-- start --

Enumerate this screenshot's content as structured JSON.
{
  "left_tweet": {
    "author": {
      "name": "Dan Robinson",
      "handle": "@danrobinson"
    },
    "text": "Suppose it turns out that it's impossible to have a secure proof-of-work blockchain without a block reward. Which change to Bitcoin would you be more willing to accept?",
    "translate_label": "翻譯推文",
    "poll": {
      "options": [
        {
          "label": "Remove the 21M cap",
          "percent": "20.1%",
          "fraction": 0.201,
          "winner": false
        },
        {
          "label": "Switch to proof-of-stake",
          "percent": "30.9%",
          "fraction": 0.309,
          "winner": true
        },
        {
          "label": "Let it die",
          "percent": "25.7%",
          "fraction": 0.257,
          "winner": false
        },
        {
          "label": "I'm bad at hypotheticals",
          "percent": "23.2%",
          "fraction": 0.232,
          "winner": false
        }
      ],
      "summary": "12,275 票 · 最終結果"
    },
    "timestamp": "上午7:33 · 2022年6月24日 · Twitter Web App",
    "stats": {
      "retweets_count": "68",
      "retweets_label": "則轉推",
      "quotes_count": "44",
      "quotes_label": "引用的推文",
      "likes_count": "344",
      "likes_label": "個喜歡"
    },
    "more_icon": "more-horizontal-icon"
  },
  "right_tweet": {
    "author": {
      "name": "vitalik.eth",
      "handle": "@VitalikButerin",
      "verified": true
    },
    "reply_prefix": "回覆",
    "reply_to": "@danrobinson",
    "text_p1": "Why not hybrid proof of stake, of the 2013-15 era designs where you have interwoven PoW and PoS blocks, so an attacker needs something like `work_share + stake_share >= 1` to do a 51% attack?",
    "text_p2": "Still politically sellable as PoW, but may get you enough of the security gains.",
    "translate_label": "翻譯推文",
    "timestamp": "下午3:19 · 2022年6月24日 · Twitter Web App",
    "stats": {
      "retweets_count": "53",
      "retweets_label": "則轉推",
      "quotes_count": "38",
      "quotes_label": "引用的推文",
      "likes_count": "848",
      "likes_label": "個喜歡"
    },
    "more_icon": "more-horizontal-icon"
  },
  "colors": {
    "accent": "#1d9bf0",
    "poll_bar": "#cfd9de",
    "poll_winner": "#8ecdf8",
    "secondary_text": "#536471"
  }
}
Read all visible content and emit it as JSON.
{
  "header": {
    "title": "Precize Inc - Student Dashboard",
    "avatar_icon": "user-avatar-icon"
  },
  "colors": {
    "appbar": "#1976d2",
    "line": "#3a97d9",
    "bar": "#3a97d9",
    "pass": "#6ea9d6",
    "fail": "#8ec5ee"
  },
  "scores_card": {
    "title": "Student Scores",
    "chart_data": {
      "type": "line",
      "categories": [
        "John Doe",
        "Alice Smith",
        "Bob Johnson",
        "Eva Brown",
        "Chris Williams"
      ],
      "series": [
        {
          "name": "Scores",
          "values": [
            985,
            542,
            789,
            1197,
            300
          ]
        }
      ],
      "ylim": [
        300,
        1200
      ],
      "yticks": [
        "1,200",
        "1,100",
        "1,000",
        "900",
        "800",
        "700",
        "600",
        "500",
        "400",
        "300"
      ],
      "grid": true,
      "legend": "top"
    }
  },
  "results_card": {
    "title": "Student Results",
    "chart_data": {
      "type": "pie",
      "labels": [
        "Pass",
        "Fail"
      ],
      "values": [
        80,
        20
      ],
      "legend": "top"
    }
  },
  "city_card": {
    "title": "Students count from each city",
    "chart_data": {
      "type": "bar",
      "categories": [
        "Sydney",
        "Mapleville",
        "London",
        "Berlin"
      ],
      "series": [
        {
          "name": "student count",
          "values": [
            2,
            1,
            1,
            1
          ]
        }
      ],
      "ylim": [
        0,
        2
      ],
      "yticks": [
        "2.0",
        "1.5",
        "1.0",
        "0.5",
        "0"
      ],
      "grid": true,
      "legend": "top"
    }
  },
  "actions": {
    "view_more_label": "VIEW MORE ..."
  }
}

-- end --

*Task statement*.
The line containing "Read all visible content and emit it as JSON." and every line after it, through the end of the records, should be repeated exactly and alone.

*Finished answer*.
Read all visible content and emit it as JSON.
{
  "header": {
    "title": "Precize Inc - Student Dashboard",
    "avatar_icon": "user-avatar-icon"
  },
  "colors": {
    "appbar": "#1976d2",
    "line": "#3a97d9",
    "bar": "#3a97d9",
    "pass": "#6ea9d6",
    "fail": "#8ec5ee"
  },
  "scores_card": {
    "title": "Student Scores",
    "chart_data": {
      "type": "line",
      "categories": [
        "John Doe",
        "Alice Smith",
        "Bob Johnson",
        "Eva Brown",
        "Chris Williams"
      ],
      "series": [
        {
          "name": "Scores",
          "values": [
            985,
            542,
            789,
            1197,
            300
          ]
        }
      ],
      "ylim": [
        300,
        1200
      ],
      "yticks": [
        "1,200",
        "1,100",
        "1,000",
        "900",
        "800",
        "700",
        "600",
        "500",
        "400",
        "300"
      ],
      "grid": true,
      "legend": "top"
    }
  },
  "results_card": {
    "title": "Student Results",
    "chart_data": {
      "type": "pie",
      "labels": [
        "Pass",
        "Fail"
      ],
      "values": [
        80,
        20
      ],
      "legend": "top"
    }
  },
  "city_card": {
    "title": "Students count from each city",
    "chart_data": {
      "type": "bar",
      "categories": [
        "Sydney",
        "Mapleville",
        "London",
        "Berlin"
      ],
      "series": [
        {
          "name": "student count",
          "values": [
            2,
            1,
            1,
            1
          ]
        }
      ],
      "ylim": [
        0,
        2
      ],
      "yticks": [
        "2.0",
        "1.5",
        "1.0",
        "0.5",
        "0"
      ],
      "grid": true,
      "legend": "top"
    }
  },
  "actions": {
    "view_more_label": "VIEW MORE ..."
  }
}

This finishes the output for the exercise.